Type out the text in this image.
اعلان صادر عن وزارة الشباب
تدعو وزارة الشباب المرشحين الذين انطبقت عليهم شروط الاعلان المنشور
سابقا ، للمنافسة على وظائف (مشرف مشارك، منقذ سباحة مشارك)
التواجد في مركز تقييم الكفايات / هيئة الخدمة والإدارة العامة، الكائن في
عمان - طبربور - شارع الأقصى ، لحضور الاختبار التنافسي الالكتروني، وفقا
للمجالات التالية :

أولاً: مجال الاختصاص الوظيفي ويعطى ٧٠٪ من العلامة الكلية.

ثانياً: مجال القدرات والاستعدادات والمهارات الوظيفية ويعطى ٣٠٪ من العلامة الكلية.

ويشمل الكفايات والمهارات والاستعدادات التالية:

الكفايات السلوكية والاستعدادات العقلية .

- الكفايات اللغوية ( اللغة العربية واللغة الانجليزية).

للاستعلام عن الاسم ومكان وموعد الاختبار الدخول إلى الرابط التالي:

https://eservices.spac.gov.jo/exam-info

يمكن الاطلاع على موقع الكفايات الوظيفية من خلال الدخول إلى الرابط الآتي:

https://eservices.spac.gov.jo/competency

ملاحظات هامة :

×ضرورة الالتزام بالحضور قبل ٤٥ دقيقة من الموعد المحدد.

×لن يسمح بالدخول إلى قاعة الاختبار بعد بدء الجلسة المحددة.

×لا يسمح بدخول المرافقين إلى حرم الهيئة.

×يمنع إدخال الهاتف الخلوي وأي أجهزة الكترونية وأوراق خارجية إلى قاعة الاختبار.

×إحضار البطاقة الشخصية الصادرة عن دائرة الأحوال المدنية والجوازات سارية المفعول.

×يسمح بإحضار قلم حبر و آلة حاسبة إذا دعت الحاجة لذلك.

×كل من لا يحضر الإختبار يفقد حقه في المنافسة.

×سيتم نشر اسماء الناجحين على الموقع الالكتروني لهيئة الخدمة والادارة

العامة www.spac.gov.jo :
===
→ To be done
Take the entries and copy them out exactly.

→ Correct result
Type out the text in this image.
اعلان صادر عن وزارة الشباب
تدعو وزارة الشباب المرشحين الذين انطبقت عليهم شروط الاعلان المنشور
سابقا ، للمنافسة على وظائف (مشرف مشارك، منقذ سباحة مشارك)
التواجد في مركز تقييم الكفايات / هيئة الخدمة والإدارة العامة، الكائن في
عمان - طبربور - شارع الأقصى ، لحضور الاختبار التنافسي الالكتروني، وفقا
للمجالات التالية :

أولاً: مجال الاختصاص الوظيفي ويعطى ٧٠٪ من العلامة الكلية.

ثانياً: مجال القدرات والاستعدادات والمهارات الوظيفية ويعطى ٣٠٪ من العلامة الكلية.

ويشمل الكفايات والمهارات والاستعدادات التالية:

الكفايات السلوكية والاستعدادات العقلية .

- الكفايات اللغوية ( اللغة العربية واللغة الانجليزية).

للاستعلام عن الاسم ومكان وموعد الاختبار الدخول إلى الرابط التالي:

https://eservices.spac.gov.jo/exam-info

يمكن الاطلاع على موقع الكفايات الوظيفية من خلال الدخول إلى الرابط الآتي:

https://eservices.spac.gov.jo/competency

ملاحظات هامة :

×ضرورة الالتزام بالحضور قبل ٤٥ دقيقة من الموعد المحدد.

×لن يسمح بالدخول إلى قاعة الاختبار بعد بدء الجلسة المحددة.

×لا يسمح بدخول المرافقين إلى حرم الهيئة.

×يمنع إدخال الهاتف الخلوي وأي أجهزة الكترونية وأوراق خارجية إلى قاعة الاختبار.

×إحضار البطاقة الشخصية الصادرة عن دائرة الأحوال المدنية والجوازات سارية المفعول.

×يسمح بإحضار قلم حبر و آلة حاسبة إذا دعت الحاجة لذلك.

×كل من لا يحضر الإختبار يفقد حقه في المنافسة.

×سيتم نشر اسماء الناجحين على الموقع الالكتروني لهيئة الخدمة والادارة

العامة www.spac.gov.jo :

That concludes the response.